** BEGIN Records to process **

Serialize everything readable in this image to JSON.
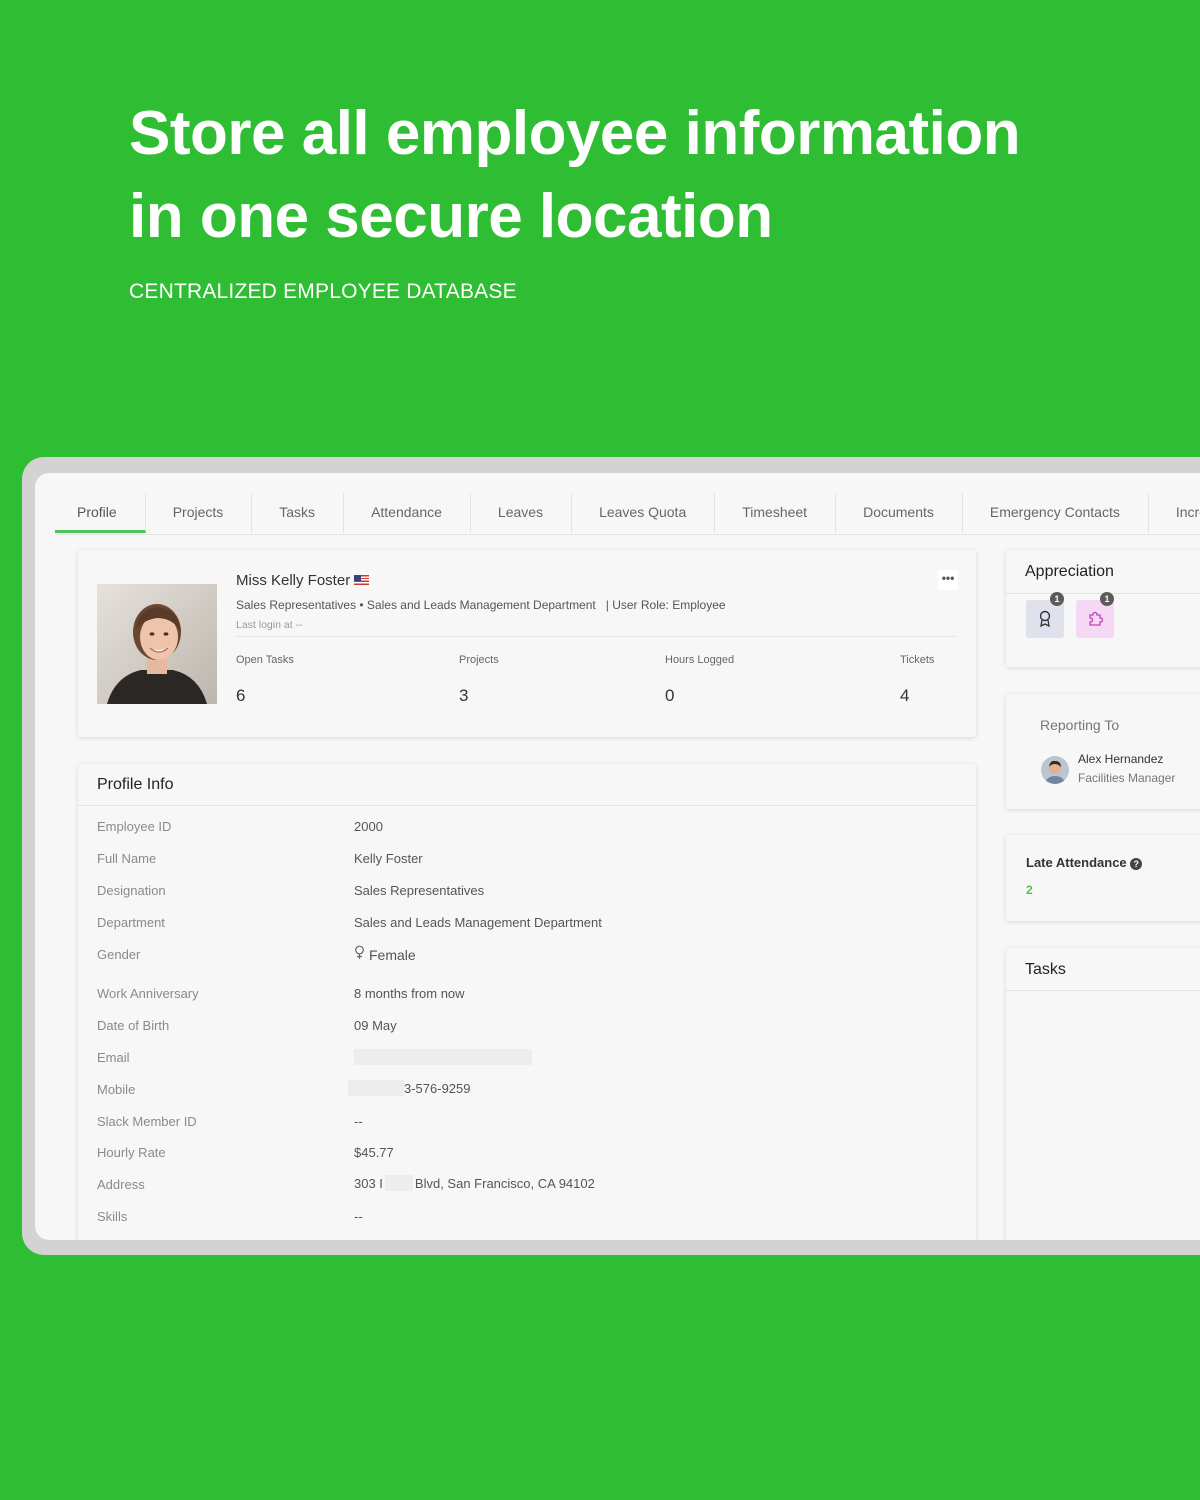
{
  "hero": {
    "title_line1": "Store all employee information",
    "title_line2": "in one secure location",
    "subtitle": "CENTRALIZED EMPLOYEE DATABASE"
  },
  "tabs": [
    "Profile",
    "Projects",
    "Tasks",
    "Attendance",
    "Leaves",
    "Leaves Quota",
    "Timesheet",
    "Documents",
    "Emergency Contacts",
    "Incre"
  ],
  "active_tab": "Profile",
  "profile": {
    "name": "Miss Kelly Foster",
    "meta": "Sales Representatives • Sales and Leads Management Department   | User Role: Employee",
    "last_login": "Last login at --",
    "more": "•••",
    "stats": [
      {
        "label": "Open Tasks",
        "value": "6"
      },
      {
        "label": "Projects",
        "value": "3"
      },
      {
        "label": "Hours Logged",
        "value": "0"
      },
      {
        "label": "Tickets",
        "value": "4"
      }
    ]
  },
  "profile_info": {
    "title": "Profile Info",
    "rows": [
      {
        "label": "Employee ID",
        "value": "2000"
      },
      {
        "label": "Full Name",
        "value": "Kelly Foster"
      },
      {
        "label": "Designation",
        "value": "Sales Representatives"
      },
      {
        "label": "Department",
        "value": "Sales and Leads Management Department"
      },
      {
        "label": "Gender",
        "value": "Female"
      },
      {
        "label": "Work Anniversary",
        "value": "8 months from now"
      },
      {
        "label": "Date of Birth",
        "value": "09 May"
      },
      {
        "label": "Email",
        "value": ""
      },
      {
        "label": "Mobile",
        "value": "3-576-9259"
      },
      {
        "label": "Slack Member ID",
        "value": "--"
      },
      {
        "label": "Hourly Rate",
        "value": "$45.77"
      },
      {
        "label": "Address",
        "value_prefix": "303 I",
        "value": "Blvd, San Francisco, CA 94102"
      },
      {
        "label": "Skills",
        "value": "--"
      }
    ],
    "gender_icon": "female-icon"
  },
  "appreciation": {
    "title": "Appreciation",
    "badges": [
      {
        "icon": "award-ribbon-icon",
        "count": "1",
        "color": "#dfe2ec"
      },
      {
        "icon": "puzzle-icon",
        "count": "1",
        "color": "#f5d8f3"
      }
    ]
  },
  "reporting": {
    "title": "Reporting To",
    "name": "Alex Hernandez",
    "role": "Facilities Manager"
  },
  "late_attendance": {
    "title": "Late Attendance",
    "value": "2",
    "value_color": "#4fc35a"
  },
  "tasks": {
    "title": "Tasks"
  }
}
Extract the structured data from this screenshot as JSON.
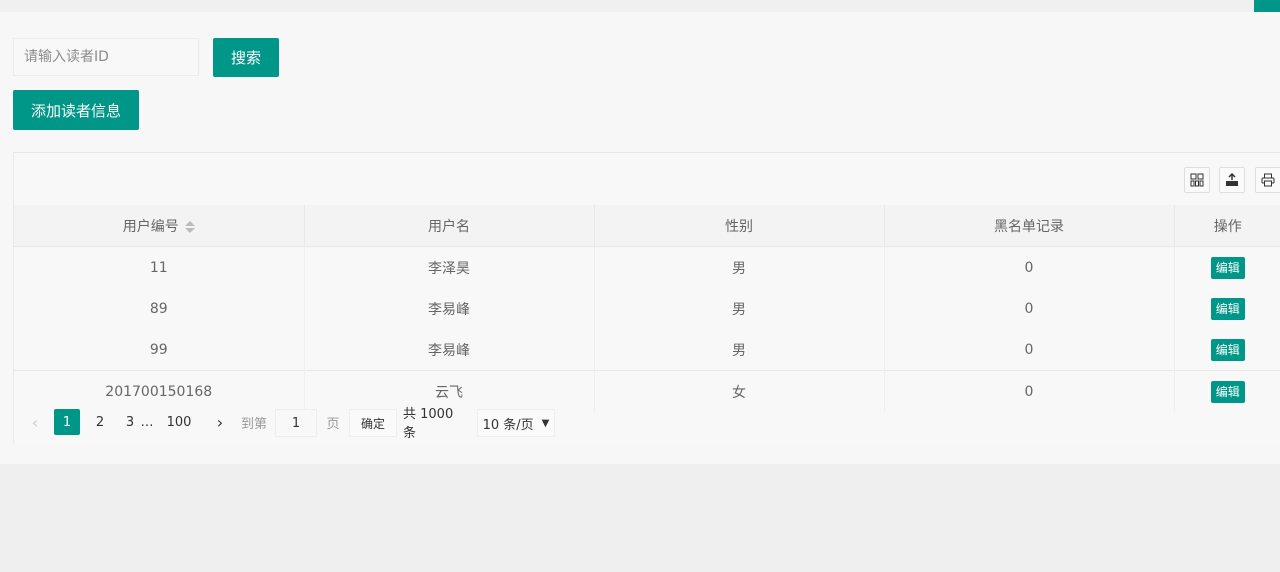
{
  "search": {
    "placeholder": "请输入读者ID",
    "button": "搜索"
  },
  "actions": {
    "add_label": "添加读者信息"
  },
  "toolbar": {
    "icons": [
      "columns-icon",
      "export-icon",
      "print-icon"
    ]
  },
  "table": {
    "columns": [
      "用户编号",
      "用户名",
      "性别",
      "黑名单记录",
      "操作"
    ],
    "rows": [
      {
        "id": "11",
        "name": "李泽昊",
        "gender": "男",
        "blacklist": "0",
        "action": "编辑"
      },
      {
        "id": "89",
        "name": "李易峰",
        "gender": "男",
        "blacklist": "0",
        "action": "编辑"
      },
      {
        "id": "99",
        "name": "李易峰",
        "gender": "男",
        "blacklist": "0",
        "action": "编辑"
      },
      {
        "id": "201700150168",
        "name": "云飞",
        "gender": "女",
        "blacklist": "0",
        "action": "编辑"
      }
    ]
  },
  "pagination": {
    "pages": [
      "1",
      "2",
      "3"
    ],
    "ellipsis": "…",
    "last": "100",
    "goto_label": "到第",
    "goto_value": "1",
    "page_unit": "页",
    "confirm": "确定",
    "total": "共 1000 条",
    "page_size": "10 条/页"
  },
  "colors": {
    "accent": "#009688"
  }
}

** END Records to process **
** BEGIN Records to process **

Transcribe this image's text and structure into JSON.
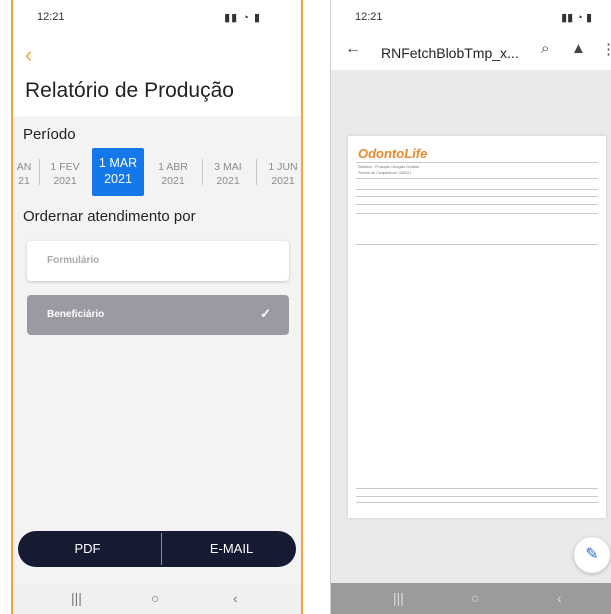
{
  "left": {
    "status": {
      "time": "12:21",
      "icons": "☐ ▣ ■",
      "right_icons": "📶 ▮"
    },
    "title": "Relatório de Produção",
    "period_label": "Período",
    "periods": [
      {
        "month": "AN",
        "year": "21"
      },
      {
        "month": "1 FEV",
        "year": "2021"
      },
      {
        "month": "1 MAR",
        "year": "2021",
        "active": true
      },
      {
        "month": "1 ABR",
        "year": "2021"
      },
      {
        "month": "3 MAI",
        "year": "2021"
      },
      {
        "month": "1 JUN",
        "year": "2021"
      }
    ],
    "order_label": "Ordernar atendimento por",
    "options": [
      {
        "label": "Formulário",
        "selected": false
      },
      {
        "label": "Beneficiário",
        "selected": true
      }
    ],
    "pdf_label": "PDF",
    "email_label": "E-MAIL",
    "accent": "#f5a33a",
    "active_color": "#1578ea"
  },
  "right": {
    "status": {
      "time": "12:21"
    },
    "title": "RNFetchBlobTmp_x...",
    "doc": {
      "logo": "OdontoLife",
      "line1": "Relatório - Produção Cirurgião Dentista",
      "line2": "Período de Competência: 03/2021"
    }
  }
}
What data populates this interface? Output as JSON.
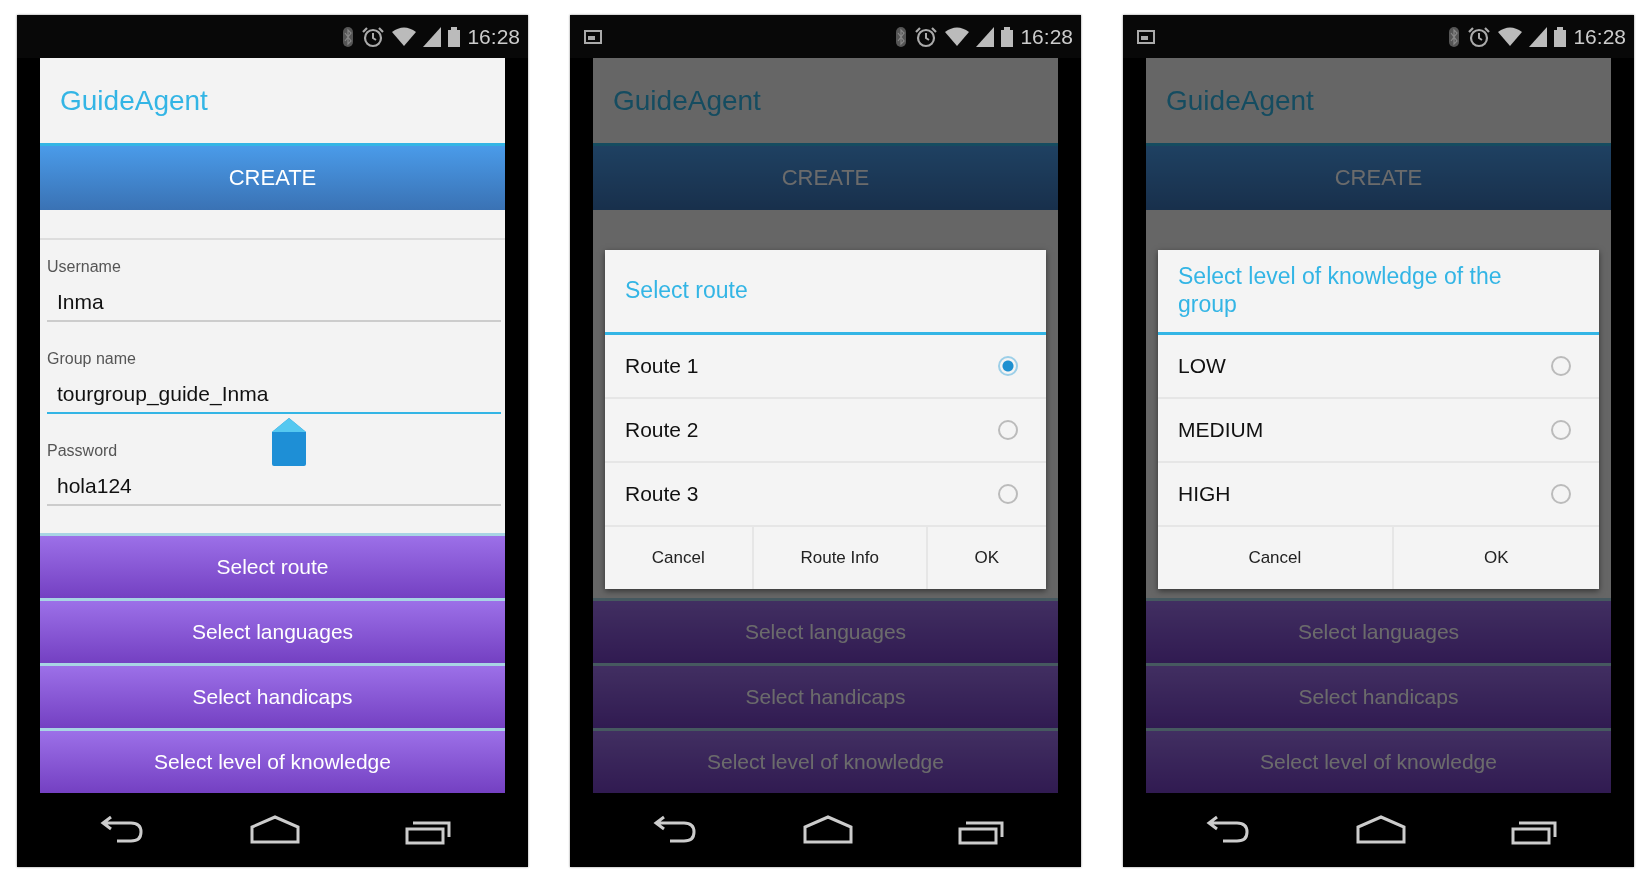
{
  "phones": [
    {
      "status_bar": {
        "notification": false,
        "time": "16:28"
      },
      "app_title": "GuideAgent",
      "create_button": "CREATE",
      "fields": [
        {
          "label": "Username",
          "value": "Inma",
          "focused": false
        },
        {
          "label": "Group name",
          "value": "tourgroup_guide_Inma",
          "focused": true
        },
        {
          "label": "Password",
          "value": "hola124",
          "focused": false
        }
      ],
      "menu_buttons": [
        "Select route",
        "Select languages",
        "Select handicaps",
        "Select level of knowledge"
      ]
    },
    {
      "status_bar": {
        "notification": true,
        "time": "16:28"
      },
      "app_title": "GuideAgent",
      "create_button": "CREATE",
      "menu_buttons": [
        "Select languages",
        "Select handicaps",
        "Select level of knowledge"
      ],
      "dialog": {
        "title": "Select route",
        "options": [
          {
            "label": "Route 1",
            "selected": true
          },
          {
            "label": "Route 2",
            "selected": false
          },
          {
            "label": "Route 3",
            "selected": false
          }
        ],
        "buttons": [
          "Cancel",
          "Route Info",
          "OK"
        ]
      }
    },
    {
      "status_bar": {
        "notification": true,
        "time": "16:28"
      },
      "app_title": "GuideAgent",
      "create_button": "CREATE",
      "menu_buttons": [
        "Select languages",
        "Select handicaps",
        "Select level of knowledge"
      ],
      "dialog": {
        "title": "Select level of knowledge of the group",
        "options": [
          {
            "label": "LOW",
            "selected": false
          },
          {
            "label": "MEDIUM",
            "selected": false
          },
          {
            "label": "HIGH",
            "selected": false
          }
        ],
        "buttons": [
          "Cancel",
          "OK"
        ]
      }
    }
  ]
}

** END Records to process **

* Written instruction *
The word "Período" appears in how many lines of the records? Give the number only.

* Exercise result *
2